Excerpted passage:
◆ ◆ ◆ ◆ ◆

Distribute tools across 2-3 specialised subagents

One 15-tool agent routes worse than three 5-tool specialists. Define Reader (Grep + Glob + Read), Reviewer (Read + Grep + Bash test/lint), Doc-Generator (Read + Write + Glob). Each runs in its own context. The lead agent coordinates and merges results. Routing accuracy stays high because each specialist has a clear domain.

Distribute tools across 2-3 specialised subagents
# Specialist subagent definitions
SPECIALISTS = {
    "reader": {
        "system": "You are a codebase reader. Use Grep+Glob to locate, "
                  "then Read only what matched. Never modify files.",
        "tools": ["Read", "Grep", "Glob"],
    },
    "reviewer": {
        "system": "You are an independent code reviewer. Fresh context, "

◆ ◆ ◆ ◆ ◆

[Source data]
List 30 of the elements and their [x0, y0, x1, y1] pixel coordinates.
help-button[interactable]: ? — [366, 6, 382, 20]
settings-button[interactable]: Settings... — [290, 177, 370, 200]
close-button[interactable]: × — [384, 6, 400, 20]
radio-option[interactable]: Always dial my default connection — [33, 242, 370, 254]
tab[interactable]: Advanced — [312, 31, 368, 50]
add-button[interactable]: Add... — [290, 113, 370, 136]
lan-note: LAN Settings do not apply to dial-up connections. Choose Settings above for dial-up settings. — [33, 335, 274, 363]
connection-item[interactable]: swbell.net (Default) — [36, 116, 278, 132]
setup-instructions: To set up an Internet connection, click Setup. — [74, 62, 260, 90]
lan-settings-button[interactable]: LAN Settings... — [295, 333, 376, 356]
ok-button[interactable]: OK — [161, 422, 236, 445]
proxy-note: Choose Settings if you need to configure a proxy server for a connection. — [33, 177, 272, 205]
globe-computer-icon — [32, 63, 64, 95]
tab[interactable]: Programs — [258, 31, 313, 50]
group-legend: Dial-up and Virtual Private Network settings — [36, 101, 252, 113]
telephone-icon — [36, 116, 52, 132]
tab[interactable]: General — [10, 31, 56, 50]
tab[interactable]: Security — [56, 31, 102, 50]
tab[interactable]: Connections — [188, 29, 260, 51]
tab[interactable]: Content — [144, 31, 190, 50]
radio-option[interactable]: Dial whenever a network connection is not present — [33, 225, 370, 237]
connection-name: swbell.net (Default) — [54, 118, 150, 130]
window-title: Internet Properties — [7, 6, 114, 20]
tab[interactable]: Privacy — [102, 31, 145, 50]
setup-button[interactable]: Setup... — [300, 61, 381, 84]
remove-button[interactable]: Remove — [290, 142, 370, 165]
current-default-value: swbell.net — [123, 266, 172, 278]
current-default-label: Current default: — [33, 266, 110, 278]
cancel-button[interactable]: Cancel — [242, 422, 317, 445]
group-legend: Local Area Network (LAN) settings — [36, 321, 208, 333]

◆ ◆ ◆ ◆ ◆

What you will do: Continue the passage on distributing tools across specialized subagents, starting immediately after its last line.

Expected output:
                  "no carry-over from the writer. Check against .claude/rules/.",
        "tools": ["Read", "Grep", "Bash(npm test, npm run lint, ruff check)"],
    },
    "docgen": {
        "system": "You generate docs from source. Use the code as ground truth.",
        "tools": ["Read", "Write(docs/**, *.md)", "Glob"],
    },
}

def spawn_specialist(role: str, task: str) -> dict:
    spec = SPECIALISTS[role]
    return client.messages.create(
        model="claude-sonnet-4.5",
        max_tokens=2048,
        system=spec["system"],
        tools=load_tools(spec["tools"]),
        messages=[{"role": "user", "content": task}],
    )

# Lead agent coordinates
def refactor_function(name: str, new_name: str):
    locations = spawn_specialist("reader", f"Find all usages of {name}")
    proposed_diff = generate_renames(locations, new_name)
    review = spawn_specialist("reviewer", f"Review this diff: {proposed_diff}")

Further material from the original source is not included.